WHAT IS NEEDED
Show all lines from the data that include the word "平伐村村民委员会".

========================================

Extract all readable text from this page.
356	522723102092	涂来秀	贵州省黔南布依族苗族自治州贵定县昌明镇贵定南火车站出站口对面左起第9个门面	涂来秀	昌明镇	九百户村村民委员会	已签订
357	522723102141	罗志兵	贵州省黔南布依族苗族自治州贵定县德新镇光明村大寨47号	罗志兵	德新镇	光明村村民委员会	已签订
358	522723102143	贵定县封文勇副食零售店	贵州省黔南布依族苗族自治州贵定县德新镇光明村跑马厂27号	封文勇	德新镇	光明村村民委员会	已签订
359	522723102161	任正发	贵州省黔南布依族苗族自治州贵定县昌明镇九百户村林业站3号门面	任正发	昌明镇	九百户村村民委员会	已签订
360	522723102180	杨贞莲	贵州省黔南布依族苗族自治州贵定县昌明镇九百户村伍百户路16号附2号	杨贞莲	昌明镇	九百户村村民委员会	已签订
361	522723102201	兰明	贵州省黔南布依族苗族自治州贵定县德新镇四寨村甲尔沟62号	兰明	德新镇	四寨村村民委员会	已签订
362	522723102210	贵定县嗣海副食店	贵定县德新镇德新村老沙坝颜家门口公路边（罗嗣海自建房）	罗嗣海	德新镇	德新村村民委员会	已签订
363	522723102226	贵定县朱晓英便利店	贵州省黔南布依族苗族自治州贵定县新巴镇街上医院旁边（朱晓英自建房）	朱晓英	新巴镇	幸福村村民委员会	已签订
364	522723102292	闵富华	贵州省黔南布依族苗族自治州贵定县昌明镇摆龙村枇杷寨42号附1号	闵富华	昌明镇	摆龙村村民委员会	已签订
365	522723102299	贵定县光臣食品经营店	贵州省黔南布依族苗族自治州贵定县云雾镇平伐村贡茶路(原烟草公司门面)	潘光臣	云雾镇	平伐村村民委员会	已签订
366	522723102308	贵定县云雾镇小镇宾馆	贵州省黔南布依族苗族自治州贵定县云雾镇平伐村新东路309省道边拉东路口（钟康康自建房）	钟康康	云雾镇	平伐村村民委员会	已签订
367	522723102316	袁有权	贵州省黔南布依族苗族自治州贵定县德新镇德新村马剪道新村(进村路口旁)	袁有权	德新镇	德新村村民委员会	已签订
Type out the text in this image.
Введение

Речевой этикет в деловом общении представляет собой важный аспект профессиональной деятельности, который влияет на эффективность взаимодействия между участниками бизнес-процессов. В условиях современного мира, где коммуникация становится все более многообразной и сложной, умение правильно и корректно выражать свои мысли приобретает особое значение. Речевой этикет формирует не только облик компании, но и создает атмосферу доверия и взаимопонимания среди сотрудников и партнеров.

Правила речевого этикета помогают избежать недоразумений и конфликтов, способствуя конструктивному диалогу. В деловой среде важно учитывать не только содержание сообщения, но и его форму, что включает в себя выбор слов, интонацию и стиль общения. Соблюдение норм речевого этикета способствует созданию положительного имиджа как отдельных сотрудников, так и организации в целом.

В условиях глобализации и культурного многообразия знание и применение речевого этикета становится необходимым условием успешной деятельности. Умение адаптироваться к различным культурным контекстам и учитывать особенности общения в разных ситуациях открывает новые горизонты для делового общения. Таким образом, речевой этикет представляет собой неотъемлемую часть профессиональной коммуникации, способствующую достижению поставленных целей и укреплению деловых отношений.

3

========================================

ANSWER BELOW
365	522723102299	贵定县光臣食品经营店	贵州省黔南布依族苗族自治州贵定县云雾镇平伐村贡茶路(原烟草公司门面)	潘光臣	云雾镇	平伐村村民委员会	已签订
366	522723102308	贵定县云雾镇小镇宾馆	贵州省黔南布依族苗族自治州贵定县云雾镇平伐村新东路309省道边拉东路口（钟康康自建房）	钟康康	云雾镇	平伐村村民委员会	已签订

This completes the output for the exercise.